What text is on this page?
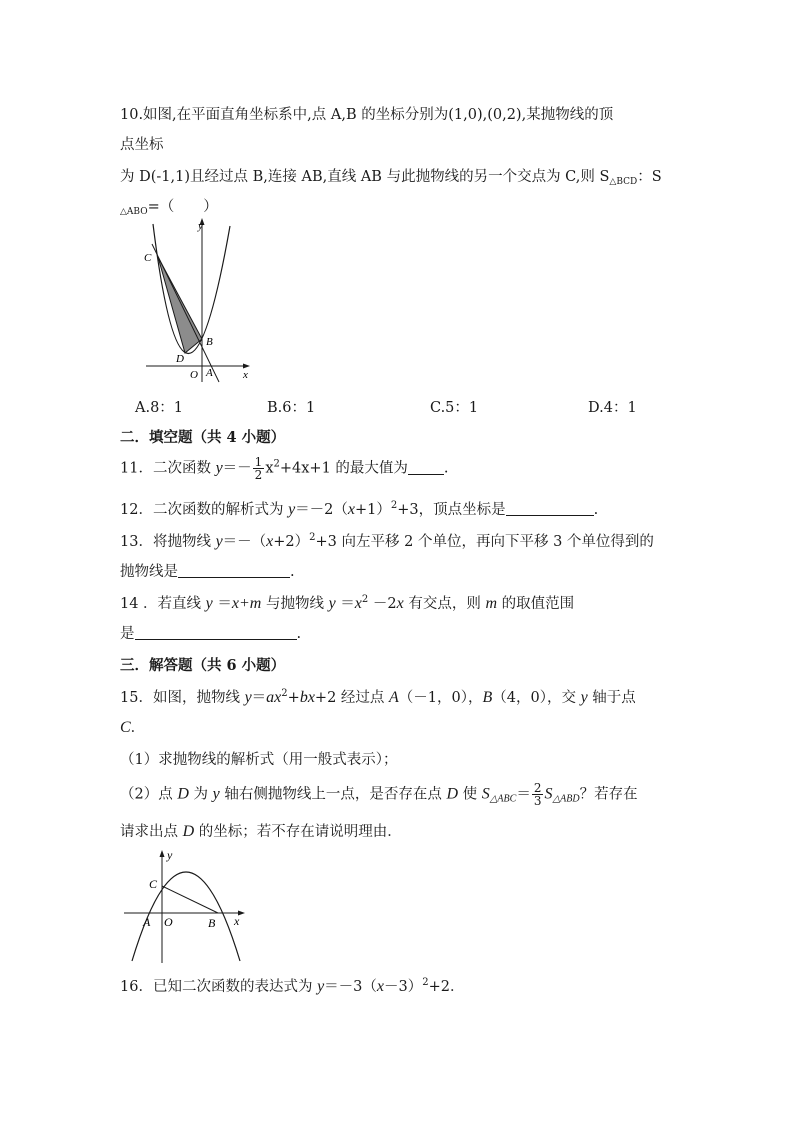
10.如图,在平面直角坐标系中,点 A,B 的坐标分别为(1,0),(0,2),某抛物线的顶
点坐标
为 D(-1,1)且经过点 B,连接 AB,直线 AB 与此抛物线的另一个交点为 C,则 $S_{\triangle BCD}$：S
$_{\triangle ABO}$=（　　）
y
x
C
B
D
O A
A.8：1	B.6：1	C.5：1	D.4：1
二．填空题（共 4 小题）
11．二次函数 $y=- \frac{1}{2} x^2+4x+1$ 的最大值为 .
12．二次函数的解析式为 $y=-2(x+1)^2+3$，顶点坐标是	.
13．将抛物线 $y=-(x+2)^2+3$ 向左平移 2 个单位，再向下平移 3 个单位得到的
抛物线是	.
14 ．若直线 y ＝x+m 与抛物线 $y =x^2 -2x$ 有交点，则 m 的取值范围
是	.
三．解答题（共 6 小题）
15．如图，抛物线 $y=ax^2+bx+2$ 经过点 A（－1，0），B（4，0），交 y 轴于点
C．
（1）求抛物线的解析式（用一般式表示）；
（2）点 D 为 y 轴右侧抛物线上一点，是否存在点 D 使 $S_{\triangle ABC}= \frac{2}{3} S_{\triangle ABD}$？若存在
请求出点 D 的坐标；若不存在请说明理由．
y
x
C
A O	B
16．已知二次函数的表达式为 $y=-3(x-3)^2+2$．
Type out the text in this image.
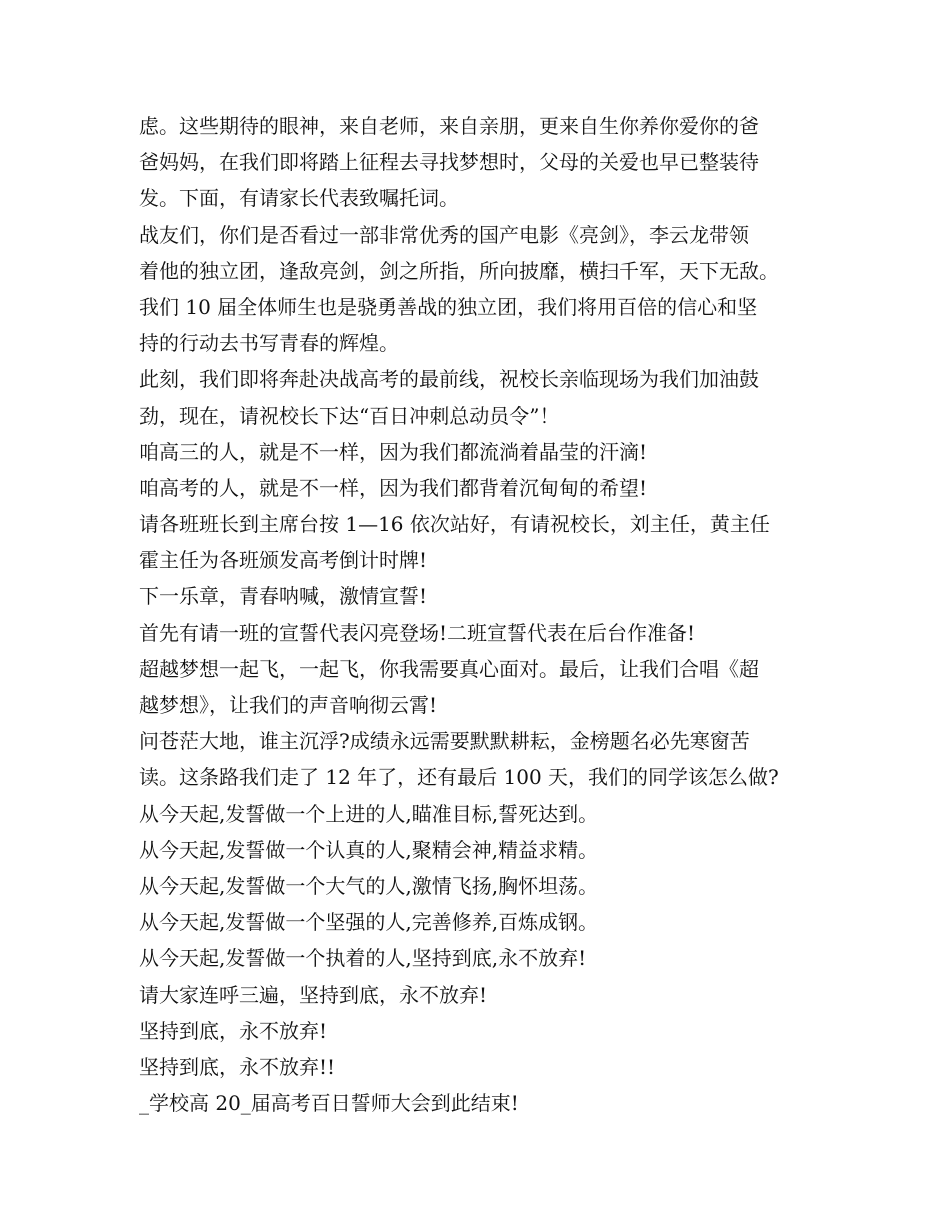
虑。这些期待的眼神，来自老师，来自亲朋，更来自生你养你爱你的爸
爸妈妈，在我们即将踏上征程去寻找梦想时，父母的关爱也早已整装待
发。下面，有请家长代表致嘱托词。
战友们，你们是否看过一部非常优秀的国产电影《亮剑》，李云龙带领
着他的独立团，逢敌亮剑，剑之所指，所向披靡，横扫千军，天下无敌。
我们 10 届全体师生也是骁勇善战的独立团，我们将用百倍的信心和坚
持的行动去书写青春的辉煌。
此刻，我们即将奔赴决战高考的最前线，祝校长亲临现场为我们加油鼓
劲，现在，请祝校长下达“百日冲刺总动员令”！
咱高三的人，就是不一样，因为我们都流淌着晶莹的汗滴!
咱高考的人，就是不一样，因为我们都背着沉甸甸的希望!
请各班班长到主席台按 1—16 依次站好，有请祝校长，刘主任，黄主任
霍主任为各班颁发高考倒计时牌!
下一乐章，青春呐喊，激情宣誓!
首先有请一班的宣誓代表闪亮登场!二班宣誓代表在后台作准备!
超越梦想一起飞，一起飞，你我需要真心面对。最后，让我们合唱《超
越梦想》，让我们的声音响彻云霄!
问苍茫大地，谁主沉浮?成绩永远需要默默耕耘，金榜题名必先寒窗苦
读。这条路我们走了 12 年了，还有最后 100 天，我们的同学该怎么做?
从今天起,发誓做一个上进的人,瞄准目标,誓死达到。
从今天起,发誓做一个认真的人,聚精会神,精益求精。
从今天起,发誓做一个大气的人,激情飞扬,胸怀坦荡。
从今天起,发誓做一个坚强的人,完善修养,百炼成钢。
从今天起,发誓做一个执着的人,坚持到底,永不放弃!
请大家连呼三遍，坚持到底，永不放弃!
坚持到底，永不放弃!
坚持到底，永不放弃!!
_学校高 20_届高考百日誓师大会到此结束!
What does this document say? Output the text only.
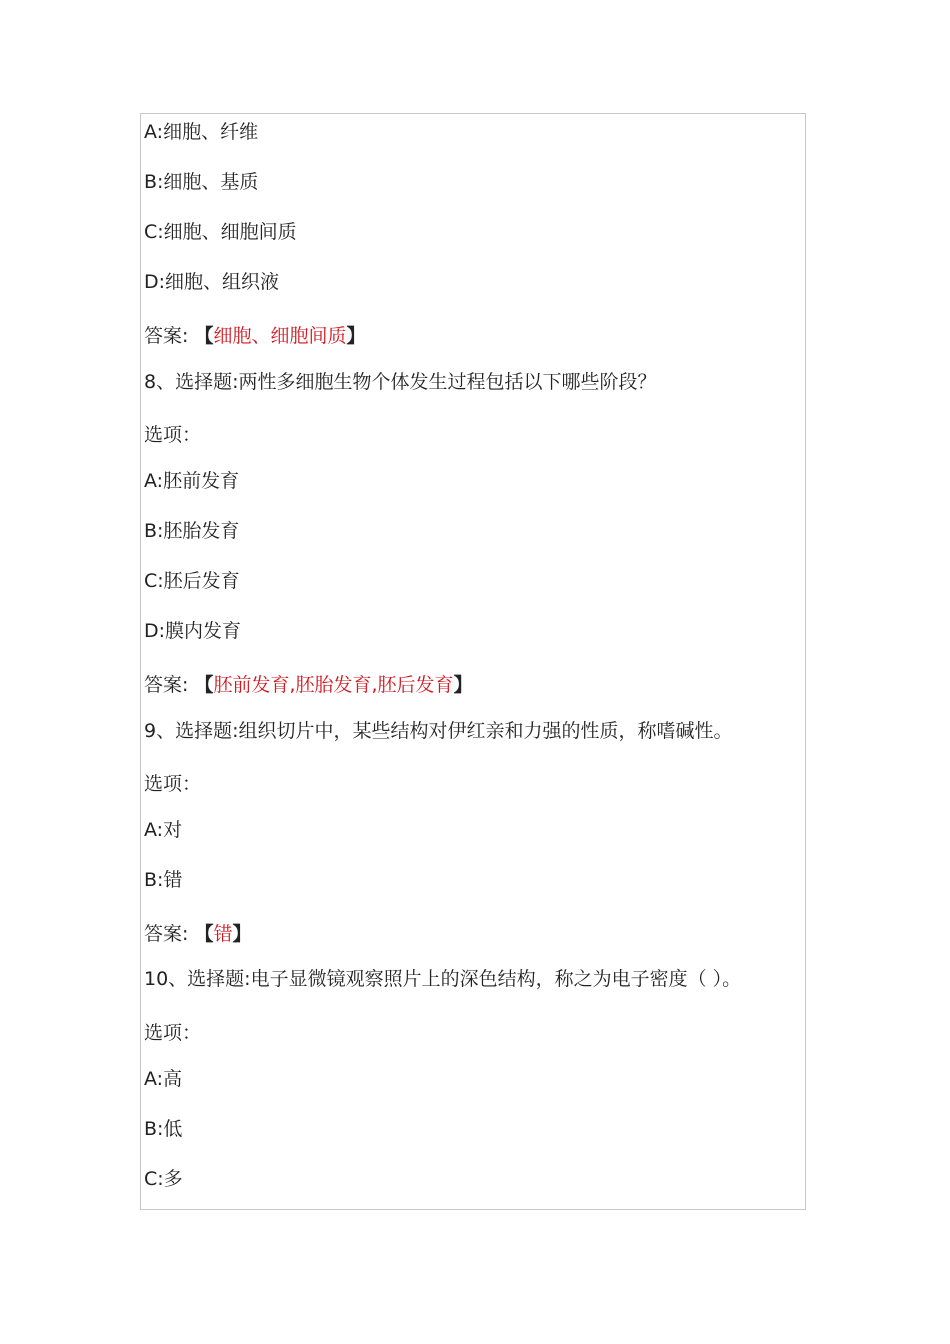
A:细胞、纤维
B:细胞、基质
C:细胞、细胞间质
D:细胞、组织液
答案: 【细胞、细胞间质】
8、选择题:两性多细胞生物个体发生过程包括以下哪些阶段？
选项：
A:胚前发育
B:胚胎发育
C:胚后发育
D:膜内发育
答案: 【胚前发育,胚胎发育,胚后发育】
9、选择题:组织切片中，某些结构对伊红亲和力强的性质，称嗜碱性。
选项：
A:对
B:错
答案: 【错】
10、选择题:电子显微镜观察照片上的深色结构，称之为电子密度（ ）。
选项：
A:高
B:低
C:多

****************

AIM:
Select, from the listing, all lines that include the word "永不放弃".

REPLY:
从今天起,发誓做一个执着的人,坚持到底,永不放弃!
请大家连呼三遍，坚持到底，永不放弃!
坚持到底，永不放弃!
坚持到底，永不放弃!!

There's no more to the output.